> _Problems_:
• A. Reproduce the passage of the java moss thread below between "I tossed the java" and "who wants some.", inclusive.
• B. In the java moss thread below, which usernames head the posts? List each one once.
• C. According to the java moss thread below, what did WateraDrop use to wrap java moss around a piece of driftwood?

> _Text provided_:
# What fish/shrimp/etc eat java moss?



## AquaNeko (Jul 26, 2009)

Been doing a bit of reading and like how java moss is a fast low light grower. That's good as faster is good for faster nitrate removal but also a con in that I've heard if you turn your head away for 2-3 weeks it can start to take over a tank.

Now I'm wondering what aquatic life is known to eat java moss so that you can keep it under control. 

Thanks in advance.


----------



## AquaNeko (Jul 26, 2009)

Any feedback on this?


----------



## Chris S (Dec 19, 2007)

Even herbivorous fish won't eat java moss.


----------



## AquaNeko (Jul 26, 2009)

Chris S said:


> Even herbivorous fish won't eat java moss.


  LOL So you got a fast growing, low light thriving plant, and easy to go out of control in a few weeks and no fish/animals eat it? Wow.. a good surviver then.  Now I'm starting to see why popele give generous portions of java moss.


----------



## wtac (Mar 17, 2006)

Java moss is tough as nails. Two weeks ago I pruned about a head sized amount from a client's aquarium and wrapped it in a towel and tossed it in a bucket. Over the week, I just tossed my wet/soiled towels into the same bucket as I totally forgot about the java moss at the bottom.

Last weekend I tossed the towel laden bucket in the wash only to pull out strands of java moss and gravel from the washer when the cycle was over. 

I tossed the java moss in my 55gal and so far it seems fine. We'll see in the next few weeks if it grabs onto the rocks and driftwood.


----------



## bluekrissyspikes (Apr 16, 2009)

i wouldn't worry about it getting out of control. there's always someone who wants some.


----------



## Chris S (Dec 19, 2007)

It doesn't get out of control really, I wouldn't call it a pest plant like duckweed or certain types of algae. Very easy to prune and control.


----------



## bluekrissyspikes (Apr 16, 2009)

sorry, yeah. it doesn't actually take over the tank or anything. it just gets bigger and bigger. then you can either trim or just rip some off. it's still pretty low-maintenance


----------



## AquaNeko (Jul 26, 2009)

Chris S said:


> It doesn't get out of control really, I wouldn't call it a pest plant like duckweed or certain types of algae. Very easy to prune and control.


Well with duckweed get some tilapia in a barrel and let that grow like mad and feed it to the fish then have some fish & chips later


----------



## WateraDrop (Nov 16, 2008)

i have a nice little piece of driftwood that i wrapped with java moss (using some black thread). the moss grows reallllly quickly, but every two weeks (if i'm not being bombarded to death by the university) i take some time to just...remove the excess lol. i actually put it in another tank that i never touch and sell it from time to time because people on kijiji seem to really like java moss! in any case, it's not too much of a hassle but when i read the title of your thread i was sort of hoping there would be such a critter that ate that moss lol


----------



## Tibob32 (Sep 26, 2009)

> _Given material_:
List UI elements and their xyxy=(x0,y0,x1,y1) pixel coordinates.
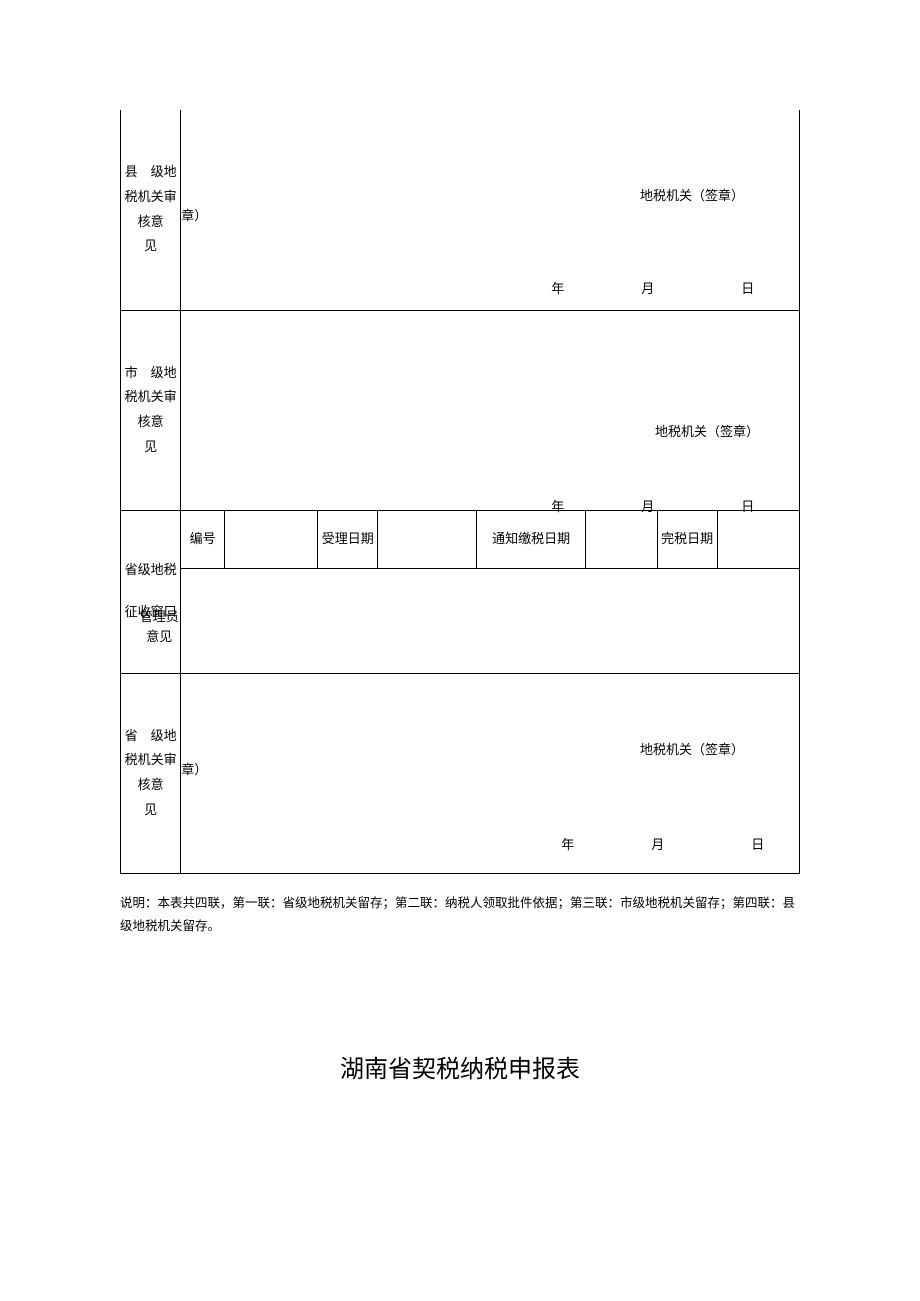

> _Exercise results_:
• A.
I tossed the java moss in my 55gal and so far it seems fine. We'll see in the next few weeks if it grabs onto the rocks and driftwood.


----------



## bluekrissyspikes (Apr 16, 2009)

i wouldn't worry about it getting out of control. there's always someone who wants some.

• B.
AquaNeko
Chris S
wtac
bluekrissyspikes
WateraDrop
Tibob32

• C. Some black thread.